▶ **REQUIRED TASK**
Each record below should be output verbatim, without pictures.

▶ **SUPPLIED RECORDS**

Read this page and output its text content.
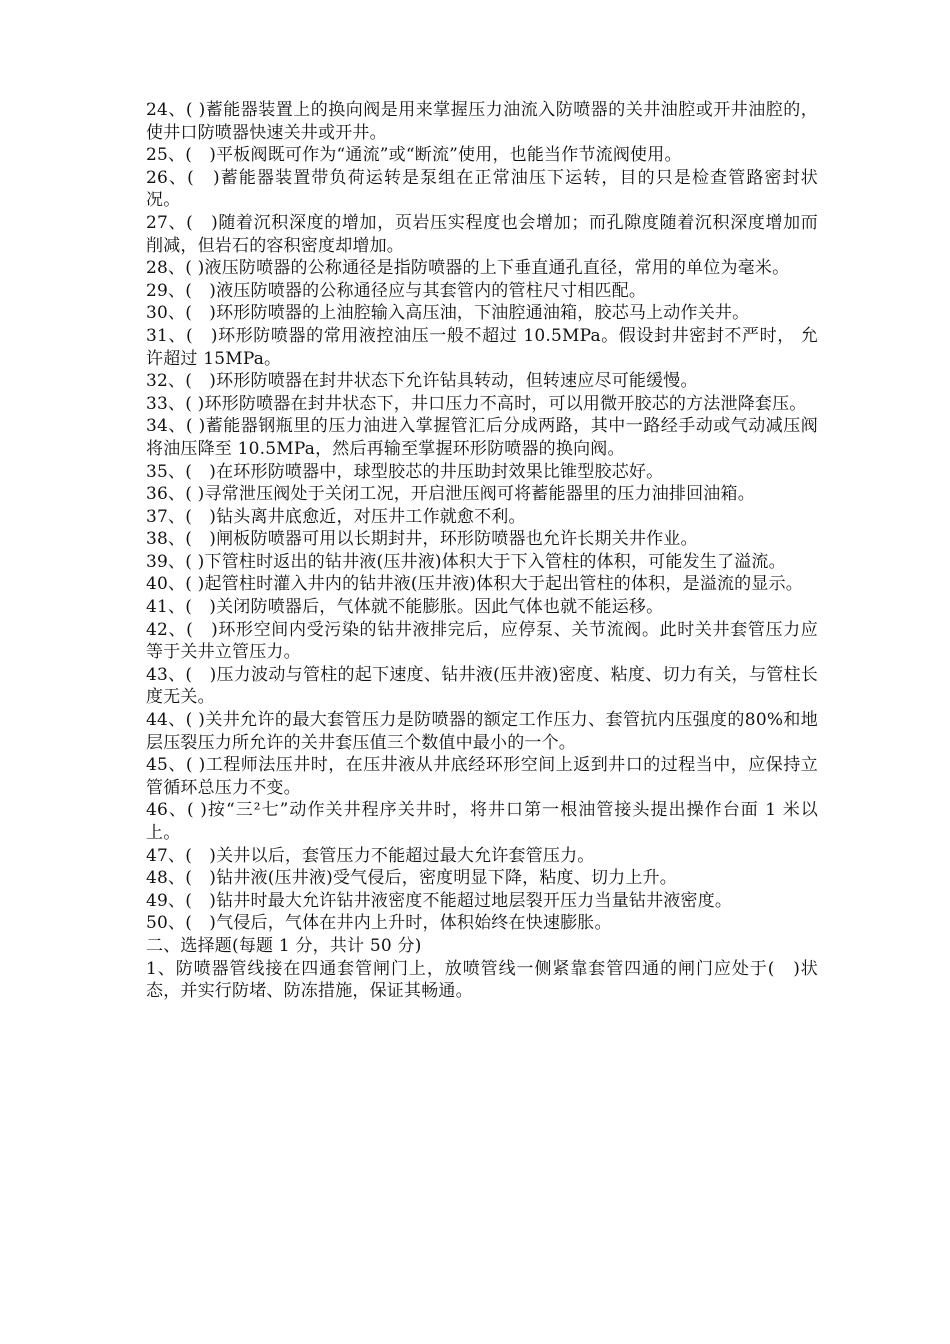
24、( )蓄能器装置上的换向阀是用来掌握压力油流入防喷器的关井油腔或开井油腔的，使井口防喷器快速关井或开井。

25、(　)平板阀既可作为“通流”或“断流”使用，也能当作节流阀使用。

26、(　)蓄能器装置带负荷运转是泵组在正常油压下运转，目的只是检查管路密封状况。

27、(　)随着沉积深度的增加，页岩压实程度也会增加；而孔隙度随着沉积深度增加而削减，但岩石的容积密度却增加。

28、( )液压防喷器的公称通径是指防喷器的上下垂直通孔直径，常用的单位为毫米。

29、(　)液压防喷器的公称通径应与其套管内的管柱尺寸相匹配。

30、(　)环形防喷器的上油腔输入高压油，下油腔通油箱，胶芯马上动作关井。

31、(　)环形防喷器的常用液控油压一般不超过 10.5MPa。假设封井密封不严时， 允许超过 15MPa。

32、(　)环形防喷器在封井状态下允许钻具转动，但转速应尽可能缓慢。

33、( )环形防喷器在封井状态下，井口压力不高时，可以用微开胶芯的方法泄降套压。

34、( )蓄能器钢瓶里的压力油进入掌握管汇后分成两路，其中一路经手动或气动减压阀将油压降至 10.5MPa，然后再输至掌握环形防喷器的换向阀。

35、(　)在环形防喷器中，球型胶芯的井压助封效果比锥型胶芯好。

36、( )寻常泄压阀处于关闭工况，开启泄压阀可将蓄能器里的压力油排回油箱。

37、(　)钻头离井底愈近，对压井工作就愈不利。

38、(　)闸板防喷器可用以长期封井，环形防喷器也允许长期关井作业。

39、( )下管柱时返出的钻井液(压井液)体积大于下入管柱的体积，可能发生了溢流。

40、( )起管柱时灌入井内的钻井液(压井液)体积大于起出管柱的体积，是溢流的显示。

41、(　)关闭防喷器后，气体就不能膨胀。因此气体也就不能运移。

42、(　)环形空间内受污染的钻井液排完后，应停泵、关节流阀。此时关井套管压力应等于关井立管压力。

43、(　)压力波动与管柱的起下速度、钻井液(压井液)密度、粘度、切力有关，与管柱长度无关。

44、( )关井允许的最大套管压力是防喷器的额定工作压力、套管抗内压强度的80%和地层压裂压力所允许的关井套压值三个数值中最小的一个。

45、( )工程师法压井时，在压井液从井底经环形空间上返到井口的过程当中，应保持立管循环总压力不变。

46、( )按“三²七”动作关井程序关井时，将井口第一根油管接头提出操作台面 1 米以上。

47、(　)关井以后，套管压力不能超过最大允许套管压力。

48、(　)钻井液(压井液)受气侵后，密度明显下降，粘度、切力上升。

49、(　)钻井时最大允许钻井液密度不能超过地层裂开压力当量钻井液密度。

50、(　)气侵后，气体在井内上升时，体积始终在快速膨胀。

二、选择题(每题 1 分，共计 50 分)

1、防喷器管线接在四通套管闸门上，放喷管线一侧紧靠套管四通的闸门应处于(　)状态，并实行防堵、防冻措施，保证其畅通。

▶ **TASK OUTPUT**
Read this page and output its text content.
24、( )蓄能器装置上的换向阀是用来掌握压力油流入防喷器的关井油腔或开井油腔的，使井口防喷器快速关井或开井。

25、(　)平板阀既可作为“通流”或“断流”使用，也能当作节流阀使用。

26、(　)蓄能器装置带负荷运转是泵组在正常油压下运转，目的只是检查管路密封状况。

27、(　)随着沉积深度的增加，页岩压实程度也会增加；而孔隙度随着沉积深度增加而削减，但岩石的容积密度却增加。

28、( )液压防喷器的公称通径是指防喷器的上下垂直通孔直径，常用的单位为毫米。

29、(　)液压防喷器的公称通径应与其套管内的管柱尺寸相匹配。

30、(　)环形防喷器的上油腔输入高压油，下油腔通油箱，胶芯马上动作关井。

31、(　)环形防喷器的常用液控油压一般不超过 10.5MPa。假设封井密封不严时， 允许超过 15MPa。

32、(　)环形防喷器在封井状态下允许钻具转动，但转速应尽可能缓慢。

33、( )环形防喷器在封井状态下，井口压力不高时，可以用微开胶芯的方法泄降套压。

34、( )蓄能器钢瓶里的压力油进入掌握管汇后分成两路，其中一路经手动或气动减压阀将油压降至 10.5MPa，然后再输至掌握环形防喷器的换向阀。

35、(　)在环形防喷器中，球型胶芯的井压助封效果比锥型胶芯好。

36、( )寻常泄压阀处于关闭工况，开启泄压阀可将蓄能器里的压力油排回油箱。

37、(　)钻头离井底愈近，对压井工作就愈不利。

38、(　)闸板防喷器可用以长期封井，环形防喷器也允许长期关井作业。

39、( )下管柱时返出的钻井液(压井液)体积大于下入管柱的体积，可能发生了溢流。

40、( )起管柱时灌入井内的钻井液(压井液)体积大于起出管柱的体积，是溢流的显示。

41、(　)关闭防喷器后，气体就不能膨胀。因此气体也就不能运移。

42、(　)环形空间内受污染的钻井液排完后，应停泵、关节流阀。此时关井套管压力应等于关井立管压力。

43、(　)压力波动与管柱的起下速度、钻井液(压井液)密度、粘度、切力有关，与管柱长度无关。

44、( )关井允许的最大套管压力是防喷器的额定工作压力、套管抗内压强度的80%和地层压裂压力所允许的关井套压值三个数值中最小的一个。

45、( )工程师法压井时，在压井液从井底经环形空间上返到井口的过程当中，应保持立管循环总压力不变。

46、( )按“三²七”动作关井程序关井时，将井口第一根油管接头提出操作台面 1 米以上。

47、(　)关井以后，套管压力不能超过最大允许套管压力。

48、(　)钻井液(压井液)受气侵后，密度明显下降，粘度、切力上升。

49、(　)钻井时最大允许钻井液密度不能超过地层裂开压力当量钻井液密度。

50、(　)气侵后，气体在井内上升时，体积始终在快速膨胀。

二、选择题(每题 1 分，共计 50 分)

1、防喷器管线接在四通套管闸门上，放喷管线一侧紧靠套管四通的闸门应处于(　)状态，并实行防堵、防冻措施，保证其畅通。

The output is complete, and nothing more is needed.